### INFORMATION SHOWN

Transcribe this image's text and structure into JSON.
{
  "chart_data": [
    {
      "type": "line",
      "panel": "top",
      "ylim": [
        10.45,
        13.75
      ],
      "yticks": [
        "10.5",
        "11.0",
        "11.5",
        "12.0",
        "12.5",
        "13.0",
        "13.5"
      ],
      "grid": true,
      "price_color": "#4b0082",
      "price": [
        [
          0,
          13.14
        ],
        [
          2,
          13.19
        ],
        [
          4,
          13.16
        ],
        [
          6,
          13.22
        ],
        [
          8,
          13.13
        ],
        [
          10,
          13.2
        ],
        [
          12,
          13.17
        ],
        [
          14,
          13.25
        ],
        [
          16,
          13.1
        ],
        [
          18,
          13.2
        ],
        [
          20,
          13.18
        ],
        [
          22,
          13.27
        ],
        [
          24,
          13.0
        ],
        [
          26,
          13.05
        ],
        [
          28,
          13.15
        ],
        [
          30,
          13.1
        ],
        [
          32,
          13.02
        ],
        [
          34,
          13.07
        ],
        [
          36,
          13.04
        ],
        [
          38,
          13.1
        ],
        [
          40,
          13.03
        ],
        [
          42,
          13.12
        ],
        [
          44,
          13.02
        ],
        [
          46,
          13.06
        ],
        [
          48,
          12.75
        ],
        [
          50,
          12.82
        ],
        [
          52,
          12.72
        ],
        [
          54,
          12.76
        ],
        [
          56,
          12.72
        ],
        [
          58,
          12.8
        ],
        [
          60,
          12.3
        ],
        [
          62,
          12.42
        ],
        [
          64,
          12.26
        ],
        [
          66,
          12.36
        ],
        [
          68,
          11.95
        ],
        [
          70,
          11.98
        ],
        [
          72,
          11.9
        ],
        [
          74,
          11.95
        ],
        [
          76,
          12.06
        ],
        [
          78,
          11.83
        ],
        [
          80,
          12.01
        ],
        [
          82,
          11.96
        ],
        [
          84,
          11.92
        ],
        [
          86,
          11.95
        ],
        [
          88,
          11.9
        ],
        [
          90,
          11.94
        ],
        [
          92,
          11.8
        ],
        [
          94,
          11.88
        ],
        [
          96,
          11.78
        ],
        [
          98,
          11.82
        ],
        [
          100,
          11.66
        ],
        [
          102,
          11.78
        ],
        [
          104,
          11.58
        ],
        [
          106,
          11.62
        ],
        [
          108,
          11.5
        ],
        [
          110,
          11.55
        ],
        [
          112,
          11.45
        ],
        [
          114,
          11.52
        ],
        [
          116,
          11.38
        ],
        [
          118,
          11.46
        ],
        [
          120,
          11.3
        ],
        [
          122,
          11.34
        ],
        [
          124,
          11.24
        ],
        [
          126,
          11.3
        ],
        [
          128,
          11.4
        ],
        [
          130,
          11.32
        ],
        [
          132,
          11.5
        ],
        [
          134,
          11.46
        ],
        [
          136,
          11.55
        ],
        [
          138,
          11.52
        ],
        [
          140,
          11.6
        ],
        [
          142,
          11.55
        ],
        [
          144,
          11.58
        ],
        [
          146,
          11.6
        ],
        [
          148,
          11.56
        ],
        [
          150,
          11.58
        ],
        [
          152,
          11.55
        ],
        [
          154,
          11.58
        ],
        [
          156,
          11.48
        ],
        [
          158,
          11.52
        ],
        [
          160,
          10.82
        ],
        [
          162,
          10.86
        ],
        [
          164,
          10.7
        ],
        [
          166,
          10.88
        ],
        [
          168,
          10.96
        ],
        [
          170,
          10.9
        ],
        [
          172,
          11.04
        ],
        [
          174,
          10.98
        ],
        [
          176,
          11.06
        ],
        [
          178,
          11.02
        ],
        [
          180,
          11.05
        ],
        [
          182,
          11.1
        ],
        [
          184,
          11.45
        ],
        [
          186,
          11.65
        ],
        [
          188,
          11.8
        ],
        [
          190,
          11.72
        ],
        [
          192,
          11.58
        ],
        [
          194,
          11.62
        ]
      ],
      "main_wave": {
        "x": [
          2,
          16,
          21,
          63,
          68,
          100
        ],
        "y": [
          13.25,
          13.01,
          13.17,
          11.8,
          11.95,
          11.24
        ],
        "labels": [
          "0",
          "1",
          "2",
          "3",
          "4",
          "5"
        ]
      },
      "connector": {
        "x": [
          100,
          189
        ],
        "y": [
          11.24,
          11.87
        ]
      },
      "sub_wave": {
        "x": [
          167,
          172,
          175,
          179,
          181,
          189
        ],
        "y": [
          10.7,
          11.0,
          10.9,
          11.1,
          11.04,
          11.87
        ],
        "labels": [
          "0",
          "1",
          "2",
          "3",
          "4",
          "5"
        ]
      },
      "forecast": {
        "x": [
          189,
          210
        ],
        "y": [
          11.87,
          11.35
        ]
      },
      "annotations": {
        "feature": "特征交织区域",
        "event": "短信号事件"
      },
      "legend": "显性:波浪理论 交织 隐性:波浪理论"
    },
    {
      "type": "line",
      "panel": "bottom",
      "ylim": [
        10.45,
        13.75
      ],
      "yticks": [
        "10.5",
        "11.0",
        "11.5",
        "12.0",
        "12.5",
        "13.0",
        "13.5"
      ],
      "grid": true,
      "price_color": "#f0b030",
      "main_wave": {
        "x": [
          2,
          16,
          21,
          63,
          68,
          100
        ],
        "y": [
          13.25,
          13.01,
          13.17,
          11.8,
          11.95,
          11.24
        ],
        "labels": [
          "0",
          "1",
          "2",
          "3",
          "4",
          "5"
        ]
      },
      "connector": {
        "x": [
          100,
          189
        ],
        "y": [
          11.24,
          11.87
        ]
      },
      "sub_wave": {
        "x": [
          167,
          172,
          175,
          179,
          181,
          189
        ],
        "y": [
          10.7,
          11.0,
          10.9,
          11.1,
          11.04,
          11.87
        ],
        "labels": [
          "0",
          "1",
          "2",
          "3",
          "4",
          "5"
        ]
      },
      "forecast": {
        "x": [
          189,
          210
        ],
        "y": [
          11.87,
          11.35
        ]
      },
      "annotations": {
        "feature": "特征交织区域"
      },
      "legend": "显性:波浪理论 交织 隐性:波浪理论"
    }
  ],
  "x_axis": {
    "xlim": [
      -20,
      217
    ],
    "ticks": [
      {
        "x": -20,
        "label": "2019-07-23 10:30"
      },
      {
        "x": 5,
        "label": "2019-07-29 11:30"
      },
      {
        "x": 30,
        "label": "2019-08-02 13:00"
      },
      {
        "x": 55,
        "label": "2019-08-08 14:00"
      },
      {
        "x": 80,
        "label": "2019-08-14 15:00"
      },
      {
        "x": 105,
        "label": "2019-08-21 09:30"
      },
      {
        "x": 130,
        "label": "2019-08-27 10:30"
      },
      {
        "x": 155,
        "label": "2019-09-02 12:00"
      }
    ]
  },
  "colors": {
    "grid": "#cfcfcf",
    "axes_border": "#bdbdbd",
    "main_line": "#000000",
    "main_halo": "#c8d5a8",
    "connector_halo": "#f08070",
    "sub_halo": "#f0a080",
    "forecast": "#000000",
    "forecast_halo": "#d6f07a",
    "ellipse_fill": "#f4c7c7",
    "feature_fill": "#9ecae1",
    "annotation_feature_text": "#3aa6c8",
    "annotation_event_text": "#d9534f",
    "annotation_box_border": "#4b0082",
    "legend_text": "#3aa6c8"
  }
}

######

WHAT IS BEING ASKED: Extract the entries above verbatim.

EXPECTED ANSWER:
Transcribe this image's text and structure into JSON.
{
  "chart_data": [
    {
      "type": "line",
      "panel": "top",
      "ylim": [
        10.45,
        13.75
      ],
      "yticks": [
        "10.5",
        "11.0",
        "11.5",
        "12.0",
        "12.5",
        "13.0",
        "13.5"
      ],
      "grid": true,
      "price_color": "#4b0082",
      "price": [
        [
          0,
          13.14
        ],
        [
          2,
          13.19
        ],
        [
          4,
          13.16
        ],
        [
          6,
          13.22
        ],
        [
          8,
          13.13
        ],
        [
          10,
          13.2
        ],
        [
          12,
          13.17
        ],
        [
          14,
          13.25
        ],
        [
          16,
          13.1
        ],
        [
          18,
          13.2
        ],
        [
          20,
          13.18
        ],
        [
          22,
          13.27
        ],
        [
          24,
          13.0
        ],
        [
          26,
          13.05
        ],
        [
          28,
          13.15
        ],
        [
          30,
          13.1
        ],
        [
          32,
          13.02
        ],
        [
          34,
          13.07
        ],
        [
          36,
          13.04
        ],
        [
          38,
          13.1
        ],
        [
          40,
          13.03
        ],
        [
          42,
          13.12
        ],
        [
          44,
          13.02
        ],
        [
          46,
          13.06
        ],
        [
          48,
          12.75
        ],
        [
          50,
          12.82
        ],
        [
          52,
          12.72
        ],
        [
          54,
          12.76
        ],
        [
          56,
          12.72
        ],
        [
          58,
          12.8
        ],
        [
          60,
          12.3
        ],
        [
          62,
          12.42
        ],
        [
          64,
          12.26
        ],
        [
          66,
          12.36
        ],
        [
          68,
          11.95
        ],
        [
          70,
          11.98
        ],
        [
          72,
          11.9
        ],
        [
          74,
          11.95
        ],
        [
          76,
          12.06
        ],
        [
          78,
          11.83
        ],
        [
          80,
          12.01
        ],
        [
          82,
          11.96
        ],
        [
          84,
          11.92
        ],
        [
          86,
          11.95
        ],
        [
          88,
          11.9
        ],
        [
          90,
          11.94
        ],
        [
          92,
          11.8
        ],
        [
          94,
          11.88
        ],
        [
          96,
          11.78
        ],
        [
          98,
          11.82
        ],
        [
          100,
          11.66
        ],
        [
          102,
          11.78
        ],
        [
          104,
          11.58
        ],
        [
          106,
          11.62
        ],
        [
          108,
          11.5
        ],
        [
          110,
          11.55
        ],
        [
          112,
          11.45
        ],
        [
          114,
          11.52
        ],
        [
          116,
          11.38
        ],
        [
          118,
          11.46
        ],
        [
          120,
          11.3
        ],
        [
          122,
          11.34
        ],
        [
          124,
          11.24
        ],
        [
          126,
          11.3
        ],
        [
          128,
          11.4
        ],
        [
          130,
          11.32
        ],
        [
          132,
          11.5
        ],
        [
          134,
          11.46
        ],
        [
          136,
          11.55
        ],
        [
          138,
          11.52
        ],
        [
          140,
          11.6
        ],
        [
          142,
          11.55
        ],
        [
          144,
          11.58
        ],
        [
          146,
          11.6
        ],
        [
          148,
          11.56
        ],
        [
          150,
          11.58
        ],
        [
          152,
          11.55
        ],
        [
          154,
          11.58
        ],
        [
          156,
          11.48
        ],
        [
          158,
          11.52
        ],
        [
          160,
          10.82
        ],
        [
          162,
          10.86
        ],
        [
          164,
          10.7
        ],
        [
          166,
          10.88
        ],
        [
          168,
          10.96
        ],
        [
          170,
          10.9
        ],
        [
          172,
          11.04
        ],
        [
          174,
          10.98
        ],
        [
          176,
          11.06
        ],
        [
          178,
          11.02
        ],
        [
          180,
          11.05
        ],
        [
          182,
          11.1
        ],
        [
          184,
          11.45
        ],
        [
          186,
          11.65
        ],
        [
          188,
          11.8
        ],
        [
          190,
          11.72
        ],
        [
          192,
          11.58
        ],
        [
          194,
          11.62
        ]
      ],
      "main_wave": {
        "x": [
          2,
          16,
          21,
          63,
          68,
          100
        ],
        "y": [
          13.25,
          13.01,
          13.17,
          11.8,
          11.95,
          11.24
        ],
        "labels": [
          "0",
          "1",
          "2",
          "3",
          "4",
          "5"
        ]
      },
      "connector": {
        "x": [
          100,
          189
        ],
        "y": [
          11.24,
          11.87
        ]
      },
      "sub_wave": {
        "x": [
          167,
          172,
          175,
          179,
          181,
          189
        ],
        "y": [
          10.7,
          11.0,
          10.9,
          11.1,
          11.04,
          11.87
        ],
        "labels": [
          "0",
          "1",
          "2",
          "3",
          "4",
          "5"
        ]
      },
      "forecast": {
        "x": [
          189,
          210
        ],
        "y": [
          11.87,
          11.35
        ]
      },
      "annotations": {
        "feature": "特征交织区域",
        "event": "短信号事件"
      },
      "legend": "显性:波浪理论 交织 隐性:波浪理论"
    },
    {
      "type": "line",
      "panel": "bottom",
      "ylim": [
        10.45,
        13.75
      ],
      "yticks": [
        "10.5",
        "11.0",
        "11.5",
        "12.0",
        "12.5",
        "13.0",
        "13.5"
      ],
      "grid": true,
      "price_color": "#f0b030",
      "main_wave": {
        "x": [
          2,
          16,
          21,
          63,
          68,
          100
        ],
        "y": [
          13.25,
          13.01,
          13.17,
          11.8,
          11.95,
          11.24
        ],
        "labels": [
          "0",
          "1",
          "2",
          "3",
          "4",
          "5"
        ]
      },
      "connector": {
        "x": [
          100,
          189
        ],
        "y": [
          11.24,
          11.87
        ]
      },
      "sub_wave": {
        "x": [
          167,
          172,
          175,
          179,
          181,
          189
        ],
        "y": [
          10.7,
          11.0,
          10.9,
          11.1,
          11.04,
          11.87
        ],
        "labels": [
          "0",
          "1",
          "2",
          "3",
          "4",
          "5"
        ]
      },
      "forecast": {
        "x": [
          189,
          210
        ],
        "y": [
          11.87,
          11.35
        ]
      },
      "annotations": {
        "feature": "特征交织区域"
      },
      "legend": "显性:波浪理论 交织 隐性:波浪理论"
    }
  ],
  "x_axis": {
    "xlim": [
      -20,
      217
    ],
    "ticks": [
      {
        "x": -20,
        "label": "2019-07-23 10:30"
      },
      {
        "x": 5,
        "label": "2019-07-29 11:30"
      },
      {
        "x": 30,
        "label": "2019-08-02 13:00"
      },
      {
        "x": 55,
        "label": "2019-08-08 14:00"
      },
      {
        "x": 80,
        "label": "2019-08-14 15:00"
      },
      {
        "x": 105,
        "label": "2019-08-21 09:30"
      },
      {
        "x": 130,
        "label": "2019-08-27 10:30"
      },
      {
        "x": 155,
        "label": "2019-09-02 12:00"
      }
    ]
  },
  "colors": {
    "grid": "#cfcfcf",
    "axes_border": "#bdbdbd",
    "main_line": "#000000",
    "main_halo": "#c8d5a8",
    "connector_halo": "#f08070",
    "sub_halo": "#f0a080",
    "forecast": "#000000",
    "forecast_halo": "#d6f07a",
    "ellipse_fill": "#f4c7c7",
    "feature_fill": "#9ecae1",
    "annotation_feature_text": "#3aa6c8",
    "annotation_event_text": "#d9534f",
    "annotation_box_border": "#4b0082",
    "legend_text": "#3aa6c8"
  }
}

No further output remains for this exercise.